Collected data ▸

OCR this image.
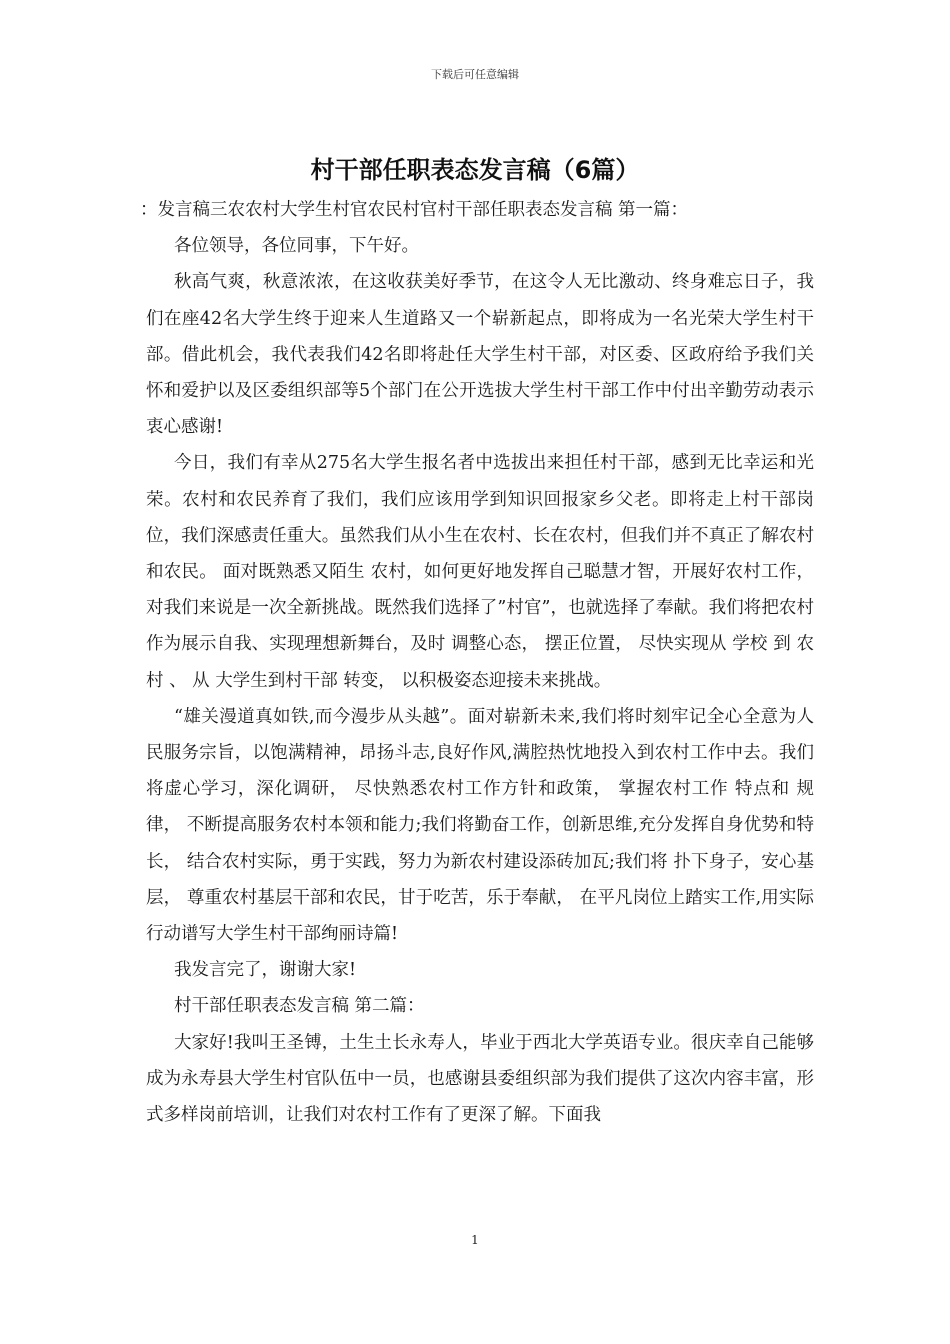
下载后可任意编辑
村干部任职表态发言稿（6篇）

：发言稿三农农村大学生村官农民村官村干部任职表态发言稿 第一篇：

各位领导，各位同事，下午好。

秋高气爽，秋意浓浓，在这收获美好季节，在这令人无比激动、终身难忘日子，我们在座42名大学生终于迎来人生道路又一个崭新起点，即将成为一名光荣大学生村干部。借此机会，我代表我们42名即将赴任大学生村干部，对区委、区政府给予我们关怀和爱护以及区委组织部等5个部门在公开选拔大学生村干部工作中付出辛勤劳动表示衷心感谢!

今日，我们有幸从275名大学生报名者中选拔出来担任村干部，感到无比幸运和光荣。农村和农民养育了我们，我们应该用学到知识回报家乡父老。即将走上村干部岗位，我们深感责任重大。虽然我们从小生在农村、长在农村，但我们并不真正了解农村和农民。 面对既熟悉又陌生 农村，如何更好地发挥自己聪慧才智，开展好农村工作，对我们来说是一次全新挑战。既然我们选择了”村官”，也就选择了奉献。我们将把农村作为展示自我、实现理想新舞台，及时 调整心态， 摆正位置， 尽快实现从 学校 到 农村 、 从 大学生到村干部 转变， 以积极姿态迎接未来挑战。

“雄关漫道真如铁,而今漫步从头越”。面对崭新未来,我们将时刻牢记全心全意为人民服务宗旨，以饱满精神，昂扬斗志,良好作风,满腔热忱地投入到农村工作中去。我们将虚心学习，深化调研， 尽快熟悉农村工作方针和政策， 掌握农村工作 特点和 规律， 不断提高服务农村本领和能力;我们将勤奋工作，创新思维,充分发挥自身优势和特长， 结合农村实际，勇于实践，努力为新农村建设添砖加瓦;我们将 扑下身子，安心基层， 尊重农村基层干部和农民，甘于吃苦，乐于奉献， 在平凡岗位上踏实工作,用实际行动谱写大学生村干部绚丽诗篇!

我发言完了，谢谢大家!

村干部任职表态发言稿 第二篇：

大家好!我叫王圣镈，土生土长永寿人，毕业于西北大学英语专业。很庆幸自己能够成为永寿县大学生村官队伍中一员，也感谢县委组织部为我们提供了这次内容丰富，形式多样岗前培训，让我们对农村工作有了更深了解。下面我

1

What you are asked to do ▸ Write out all the records again, exactly, minus any pictures.

Response ▸
OCR this image.
下载后可任意编辑
村干部任职表态发言稿（6篇）

：发言稿三农农村大学生村官农民村官村干部任职表态发言稿 第一篇：

各位领导，各位同事，下午好。

秋高气爽，秋意浓浓，在这收获美好季节，在这令人无比激动、终身难忘日子，我们在座42名大学生终于迎来人生道路又一个崭新起点，即将成为一名光荣大学生村干部。借此机会，我代表我们42名即将赴任大学生村干部，对区委、区政府给予我们关怀和爱护以及区委组织部等5个部门在公开选拔大学生村干部工作中付出辛勤劳动表示衷心感谢!

今日，我们有幸从275名大学生报名者中选拔出来担任村干部，感到无比幸运和光荣。农村和农民养育了我们，我们应该用学到知识回报家乡父老。即将走上村干部岗位，我们深感责任重大。虽然我们从小生在农村、长在农村，但我们并不真正了解农村和农民。 面对既熟悉又陌生 农村，如何更好地发挥自己聪慧才智，开展好农村工作，对我们来说是一次全新挑战。既然我们选择了”村官”，也就选择了奉献。我们将把农村作为展示自我、实现理想新舞台，及时 调整心态， 摆正位置， 尽快实现从 学校 到 农村 、 从 大学生到村干部 转变， 以积极姿态迎接未来挑战。

“雄关漫道真如铁,而今漫步从头越”。面对崭新未来,我们将时刻牢记全心全意为人民服务宗旨，以饱满精神，昂扬斗志,良好作风,满腔热忱地投入到农村工作中去。我们将虚心学习，深化调研， 尽快熟悉农村工作方针和政策， 掌握农村工作 特点和 规律， 不断提高服务农村本领和能力;我们将勤奋工作，创新思维,充分发挥自身优势和特长， 结合农村实际，勇于实践，努力为新农村建设添砖加瓦;我们将 扑下身子，安心基层， 尊重农村基层干部和农民，甘于吃苦，乐于奉献， 在平凡岗位上踏实工作,用实际行动谱写大学生村干部绚丽诗篇!

我发言完了，谢谢大家!

村干部任职表态发言稿 第二篇：

大家好!我叫王圣镈，土生土长永寿人，毕业于西北大学英语专业。很庆幸自己能够成为永寿县大学生村官队伍中一员，也感谢县委组织部为我们提供了这次内容丰富，形式多样岗前培训，让我们对农村工作有了更深了解。下面我

1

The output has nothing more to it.